WHAT YOU HAVE TO DO: Locate every line that holds the string "name" and copy it.

EXCERPTED DATA:
+ + + + + + +

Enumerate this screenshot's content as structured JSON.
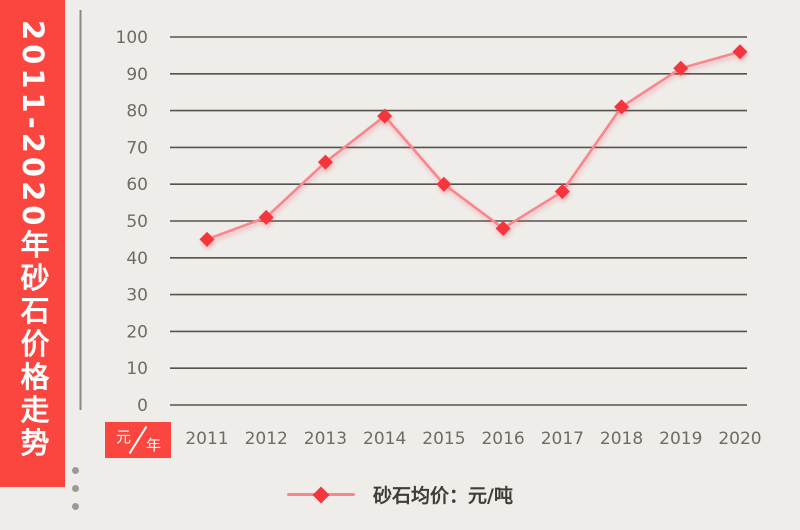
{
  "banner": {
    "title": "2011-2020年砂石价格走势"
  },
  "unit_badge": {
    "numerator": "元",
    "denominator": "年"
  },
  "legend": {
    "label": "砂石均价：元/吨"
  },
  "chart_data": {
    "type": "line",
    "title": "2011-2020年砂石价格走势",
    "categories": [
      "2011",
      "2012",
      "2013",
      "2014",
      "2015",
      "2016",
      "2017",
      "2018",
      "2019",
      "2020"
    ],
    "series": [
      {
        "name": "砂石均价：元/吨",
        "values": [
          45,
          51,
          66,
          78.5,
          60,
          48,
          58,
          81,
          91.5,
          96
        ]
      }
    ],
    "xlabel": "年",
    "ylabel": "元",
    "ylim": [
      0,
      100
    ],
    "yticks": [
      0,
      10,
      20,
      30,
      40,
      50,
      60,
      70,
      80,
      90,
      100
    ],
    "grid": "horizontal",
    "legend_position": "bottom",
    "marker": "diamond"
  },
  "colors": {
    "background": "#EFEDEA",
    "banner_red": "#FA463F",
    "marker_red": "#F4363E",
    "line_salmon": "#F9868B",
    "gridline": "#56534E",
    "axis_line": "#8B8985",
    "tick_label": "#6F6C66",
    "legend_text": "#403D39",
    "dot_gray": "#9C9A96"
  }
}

+ + + + + + +

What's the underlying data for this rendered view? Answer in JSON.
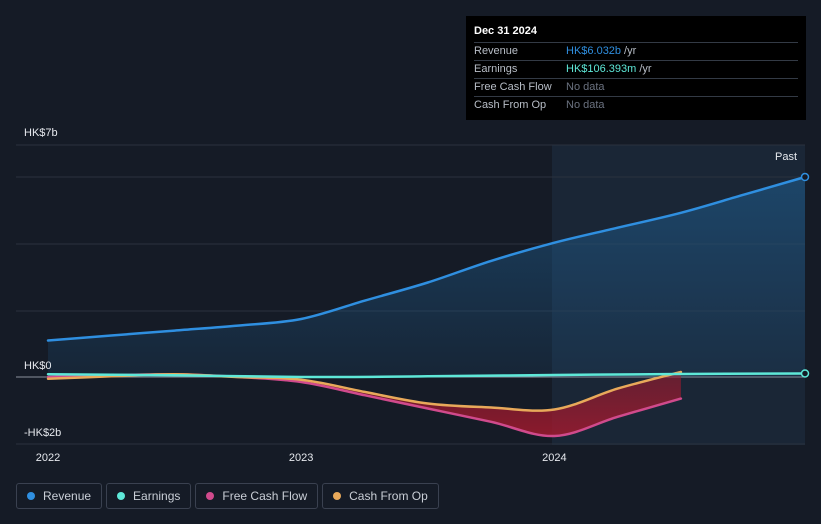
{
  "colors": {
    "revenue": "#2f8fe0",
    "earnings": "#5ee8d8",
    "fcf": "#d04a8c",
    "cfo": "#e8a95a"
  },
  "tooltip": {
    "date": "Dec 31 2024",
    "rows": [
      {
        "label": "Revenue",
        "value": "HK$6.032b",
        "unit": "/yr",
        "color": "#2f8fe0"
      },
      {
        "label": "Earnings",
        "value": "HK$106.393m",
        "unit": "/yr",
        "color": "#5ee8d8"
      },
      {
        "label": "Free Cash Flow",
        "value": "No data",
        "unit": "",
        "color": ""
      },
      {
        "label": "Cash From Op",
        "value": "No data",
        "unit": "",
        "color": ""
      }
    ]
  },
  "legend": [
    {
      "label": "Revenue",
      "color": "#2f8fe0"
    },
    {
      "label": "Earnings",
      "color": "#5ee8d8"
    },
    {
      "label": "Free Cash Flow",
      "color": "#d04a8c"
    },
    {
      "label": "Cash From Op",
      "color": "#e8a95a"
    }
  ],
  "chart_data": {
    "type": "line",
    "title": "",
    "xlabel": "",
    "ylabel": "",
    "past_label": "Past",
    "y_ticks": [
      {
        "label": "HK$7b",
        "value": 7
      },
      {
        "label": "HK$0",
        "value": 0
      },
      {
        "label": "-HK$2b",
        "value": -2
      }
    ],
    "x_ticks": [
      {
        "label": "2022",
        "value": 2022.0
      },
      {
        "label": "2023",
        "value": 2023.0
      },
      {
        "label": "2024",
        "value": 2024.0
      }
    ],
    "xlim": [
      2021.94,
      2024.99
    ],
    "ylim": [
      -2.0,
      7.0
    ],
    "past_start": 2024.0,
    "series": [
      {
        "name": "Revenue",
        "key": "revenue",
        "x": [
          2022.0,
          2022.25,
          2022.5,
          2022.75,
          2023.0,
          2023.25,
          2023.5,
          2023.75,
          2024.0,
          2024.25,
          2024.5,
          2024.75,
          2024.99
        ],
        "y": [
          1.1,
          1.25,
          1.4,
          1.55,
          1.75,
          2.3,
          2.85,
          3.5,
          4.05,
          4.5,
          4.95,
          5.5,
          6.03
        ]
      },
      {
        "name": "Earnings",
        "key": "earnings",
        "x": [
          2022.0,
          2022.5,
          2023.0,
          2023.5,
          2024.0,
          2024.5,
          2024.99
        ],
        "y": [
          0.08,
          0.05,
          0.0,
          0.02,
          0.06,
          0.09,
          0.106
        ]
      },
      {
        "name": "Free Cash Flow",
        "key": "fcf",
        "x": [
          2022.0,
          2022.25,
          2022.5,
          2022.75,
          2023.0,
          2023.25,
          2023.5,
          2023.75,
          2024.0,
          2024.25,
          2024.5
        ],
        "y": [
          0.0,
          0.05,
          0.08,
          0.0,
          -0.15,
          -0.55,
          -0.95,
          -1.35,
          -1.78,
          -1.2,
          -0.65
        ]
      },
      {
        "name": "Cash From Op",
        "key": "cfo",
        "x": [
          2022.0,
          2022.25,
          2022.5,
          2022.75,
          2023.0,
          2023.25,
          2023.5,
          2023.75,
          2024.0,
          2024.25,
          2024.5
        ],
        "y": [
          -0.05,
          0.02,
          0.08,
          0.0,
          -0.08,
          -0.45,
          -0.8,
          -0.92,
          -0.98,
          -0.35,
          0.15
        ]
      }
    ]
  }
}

+ + + + + + +

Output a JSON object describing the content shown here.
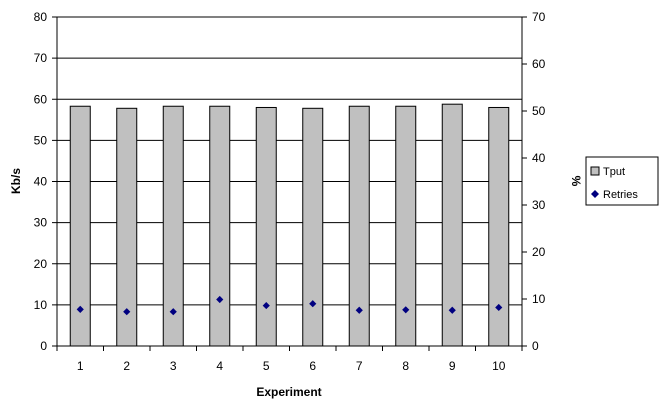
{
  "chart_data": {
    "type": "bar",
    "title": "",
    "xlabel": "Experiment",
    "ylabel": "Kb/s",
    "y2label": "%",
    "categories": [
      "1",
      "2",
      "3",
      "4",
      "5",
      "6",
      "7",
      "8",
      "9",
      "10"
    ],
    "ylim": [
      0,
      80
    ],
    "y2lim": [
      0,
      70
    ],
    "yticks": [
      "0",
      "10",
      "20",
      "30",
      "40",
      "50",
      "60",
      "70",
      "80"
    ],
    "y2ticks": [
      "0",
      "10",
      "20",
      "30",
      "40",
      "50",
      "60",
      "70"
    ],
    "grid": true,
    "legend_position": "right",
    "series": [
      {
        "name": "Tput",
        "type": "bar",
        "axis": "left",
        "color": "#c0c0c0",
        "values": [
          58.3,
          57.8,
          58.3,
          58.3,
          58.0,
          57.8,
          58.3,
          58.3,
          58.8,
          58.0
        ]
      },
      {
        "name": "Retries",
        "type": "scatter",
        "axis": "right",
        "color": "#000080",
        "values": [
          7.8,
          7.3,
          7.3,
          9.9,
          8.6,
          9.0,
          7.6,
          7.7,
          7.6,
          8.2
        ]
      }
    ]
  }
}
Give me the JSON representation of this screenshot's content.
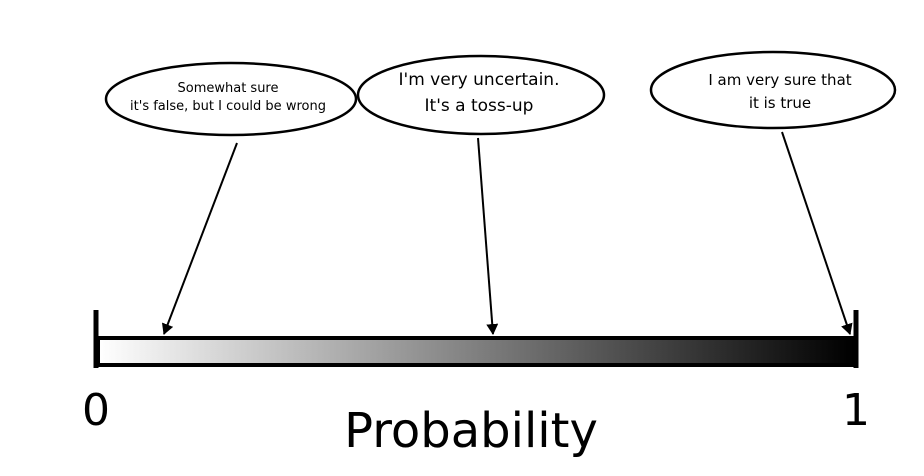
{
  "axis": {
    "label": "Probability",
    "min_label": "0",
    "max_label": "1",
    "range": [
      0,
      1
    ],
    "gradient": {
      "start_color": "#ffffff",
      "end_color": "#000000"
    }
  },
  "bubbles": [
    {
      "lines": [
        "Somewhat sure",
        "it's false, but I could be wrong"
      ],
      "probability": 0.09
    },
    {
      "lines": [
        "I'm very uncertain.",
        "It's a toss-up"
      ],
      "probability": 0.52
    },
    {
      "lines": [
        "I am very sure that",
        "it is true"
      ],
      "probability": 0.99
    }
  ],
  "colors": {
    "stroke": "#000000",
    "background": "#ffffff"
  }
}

+ + + + + + +

RESPONSE TO THIS TASK:
        "name": "砂石均价：元/吨",
        "name": "Revenue",
        "name": "Earnings",
        "name": "Free Cash Flow",
        "name": "Cash From Op",
        "name": "Tput",
        "name": "Retries",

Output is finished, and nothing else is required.